## [TASK BRIEF]
What is the number of lines containing the word "faster"? Please answer with that number and nothing more.

## [INPUT MATERIAL]
+ + + +
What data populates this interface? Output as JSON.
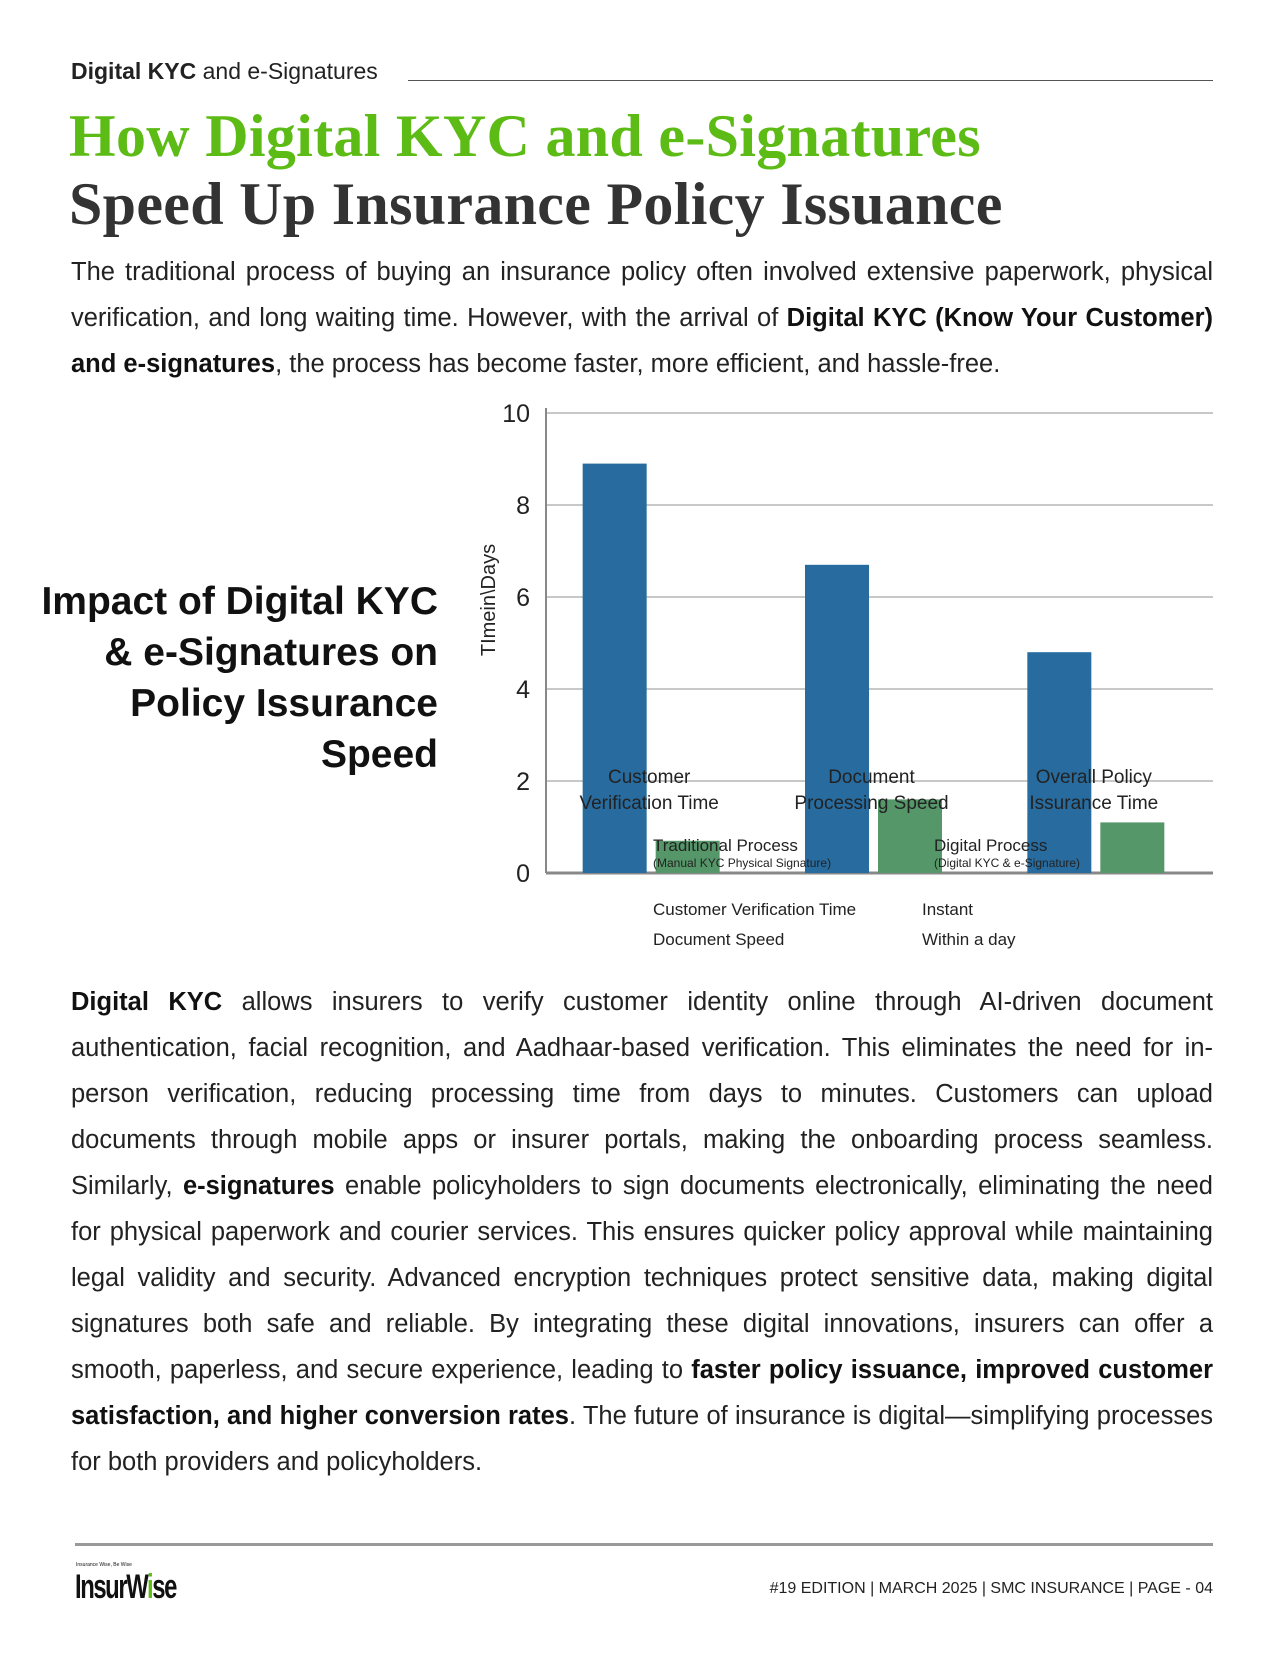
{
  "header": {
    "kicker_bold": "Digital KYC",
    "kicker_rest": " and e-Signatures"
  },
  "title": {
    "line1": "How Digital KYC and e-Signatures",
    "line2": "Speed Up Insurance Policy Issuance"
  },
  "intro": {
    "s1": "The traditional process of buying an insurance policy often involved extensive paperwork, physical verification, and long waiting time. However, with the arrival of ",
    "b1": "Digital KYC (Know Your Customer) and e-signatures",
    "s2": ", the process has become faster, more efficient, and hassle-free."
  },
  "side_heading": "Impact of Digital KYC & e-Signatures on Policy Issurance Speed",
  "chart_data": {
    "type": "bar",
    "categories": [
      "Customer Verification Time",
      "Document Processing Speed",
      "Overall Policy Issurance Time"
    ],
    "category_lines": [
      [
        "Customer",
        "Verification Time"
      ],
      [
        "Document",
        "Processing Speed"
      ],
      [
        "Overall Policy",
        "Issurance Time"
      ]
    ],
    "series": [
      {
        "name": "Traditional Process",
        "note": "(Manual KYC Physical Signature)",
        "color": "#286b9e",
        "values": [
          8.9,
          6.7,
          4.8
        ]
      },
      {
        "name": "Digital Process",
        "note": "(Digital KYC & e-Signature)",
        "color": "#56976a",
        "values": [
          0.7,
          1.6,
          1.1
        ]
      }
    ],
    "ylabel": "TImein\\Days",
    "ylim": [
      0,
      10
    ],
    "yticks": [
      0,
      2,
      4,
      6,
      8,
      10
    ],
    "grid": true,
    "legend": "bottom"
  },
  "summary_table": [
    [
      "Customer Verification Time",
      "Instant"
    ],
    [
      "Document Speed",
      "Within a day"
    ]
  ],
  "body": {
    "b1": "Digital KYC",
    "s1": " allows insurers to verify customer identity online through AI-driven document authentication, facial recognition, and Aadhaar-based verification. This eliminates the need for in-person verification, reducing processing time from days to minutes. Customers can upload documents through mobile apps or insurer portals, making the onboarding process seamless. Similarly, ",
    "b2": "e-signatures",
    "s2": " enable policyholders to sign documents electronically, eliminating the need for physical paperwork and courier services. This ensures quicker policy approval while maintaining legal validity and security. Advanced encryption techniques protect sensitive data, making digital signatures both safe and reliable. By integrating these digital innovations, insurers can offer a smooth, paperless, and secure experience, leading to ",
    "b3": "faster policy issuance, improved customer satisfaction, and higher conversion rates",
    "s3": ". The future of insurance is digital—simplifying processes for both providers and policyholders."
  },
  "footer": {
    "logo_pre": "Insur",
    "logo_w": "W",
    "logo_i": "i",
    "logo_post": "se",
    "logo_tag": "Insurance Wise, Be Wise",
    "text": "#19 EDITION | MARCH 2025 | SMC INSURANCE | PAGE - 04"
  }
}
+ + + +
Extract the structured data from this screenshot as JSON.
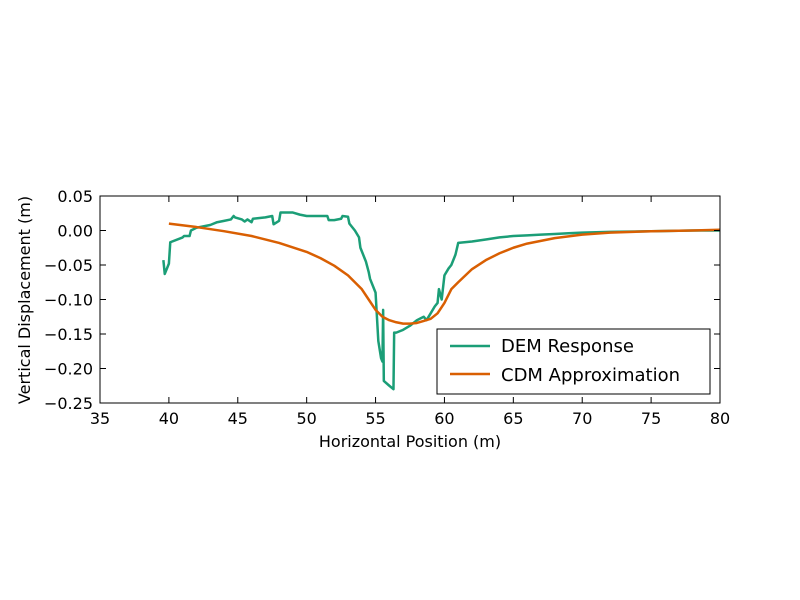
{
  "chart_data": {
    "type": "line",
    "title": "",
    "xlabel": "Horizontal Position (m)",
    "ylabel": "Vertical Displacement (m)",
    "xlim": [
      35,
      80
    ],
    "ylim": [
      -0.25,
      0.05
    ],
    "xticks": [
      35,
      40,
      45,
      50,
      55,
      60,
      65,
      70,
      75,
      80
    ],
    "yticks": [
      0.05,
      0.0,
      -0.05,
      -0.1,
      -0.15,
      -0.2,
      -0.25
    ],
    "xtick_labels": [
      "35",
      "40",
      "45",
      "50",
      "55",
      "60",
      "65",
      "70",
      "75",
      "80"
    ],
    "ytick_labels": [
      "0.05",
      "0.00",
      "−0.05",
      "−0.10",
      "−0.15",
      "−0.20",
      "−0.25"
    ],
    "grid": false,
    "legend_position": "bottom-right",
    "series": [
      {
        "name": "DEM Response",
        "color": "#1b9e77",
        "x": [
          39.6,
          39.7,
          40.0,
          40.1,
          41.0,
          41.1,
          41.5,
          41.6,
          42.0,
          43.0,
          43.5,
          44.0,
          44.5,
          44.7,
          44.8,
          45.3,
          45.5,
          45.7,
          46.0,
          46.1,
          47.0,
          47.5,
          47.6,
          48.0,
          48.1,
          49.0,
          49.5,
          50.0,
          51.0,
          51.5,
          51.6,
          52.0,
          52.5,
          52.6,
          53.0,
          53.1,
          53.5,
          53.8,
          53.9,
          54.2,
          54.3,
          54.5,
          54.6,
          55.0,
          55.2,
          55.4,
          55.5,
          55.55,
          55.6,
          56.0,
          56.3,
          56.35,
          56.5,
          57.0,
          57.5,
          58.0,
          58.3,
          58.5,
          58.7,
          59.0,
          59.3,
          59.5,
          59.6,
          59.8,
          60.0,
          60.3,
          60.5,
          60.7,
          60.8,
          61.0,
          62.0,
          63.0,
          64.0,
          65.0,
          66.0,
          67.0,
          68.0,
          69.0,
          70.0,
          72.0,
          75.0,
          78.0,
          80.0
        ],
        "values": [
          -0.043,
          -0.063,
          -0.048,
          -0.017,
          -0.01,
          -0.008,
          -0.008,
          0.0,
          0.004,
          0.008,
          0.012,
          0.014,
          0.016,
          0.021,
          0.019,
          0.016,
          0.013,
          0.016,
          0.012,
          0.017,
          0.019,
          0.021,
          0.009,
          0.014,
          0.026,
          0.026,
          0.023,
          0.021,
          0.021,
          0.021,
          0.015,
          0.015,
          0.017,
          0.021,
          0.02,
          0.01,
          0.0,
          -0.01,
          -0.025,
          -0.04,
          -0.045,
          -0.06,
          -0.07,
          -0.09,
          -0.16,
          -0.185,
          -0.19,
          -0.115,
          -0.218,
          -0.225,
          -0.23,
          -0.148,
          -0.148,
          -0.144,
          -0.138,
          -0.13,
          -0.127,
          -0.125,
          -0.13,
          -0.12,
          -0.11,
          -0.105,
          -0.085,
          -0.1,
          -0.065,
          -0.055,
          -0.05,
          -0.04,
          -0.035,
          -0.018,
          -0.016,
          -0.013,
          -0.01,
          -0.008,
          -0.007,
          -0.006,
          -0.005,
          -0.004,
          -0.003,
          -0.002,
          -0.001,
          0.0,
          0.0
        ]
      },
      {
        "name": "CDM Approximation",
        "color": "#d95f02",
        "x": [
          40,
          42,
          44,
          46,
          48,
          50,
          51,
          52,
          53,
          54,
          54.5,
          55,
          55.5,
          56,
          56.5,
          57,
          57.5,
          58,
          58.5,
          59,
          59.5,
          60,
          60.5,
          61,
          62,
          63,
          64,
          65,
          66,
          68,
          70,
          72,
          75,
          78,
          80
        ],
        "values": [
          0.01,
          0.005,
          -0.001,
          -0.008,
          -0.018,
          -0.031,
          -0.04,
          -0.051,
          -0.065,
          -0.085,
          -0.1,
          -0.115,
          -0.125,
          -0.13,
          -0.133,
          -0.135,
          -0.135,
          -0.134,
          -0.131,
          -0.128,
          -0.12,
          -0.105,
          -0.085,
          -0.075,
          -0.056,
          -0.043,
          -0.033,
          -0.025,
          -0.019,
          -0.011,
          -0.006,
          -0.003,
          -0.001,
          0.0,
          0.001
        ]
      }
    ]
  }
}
+ + + +
## [SOLUTION TO THIS EXERCISE]
2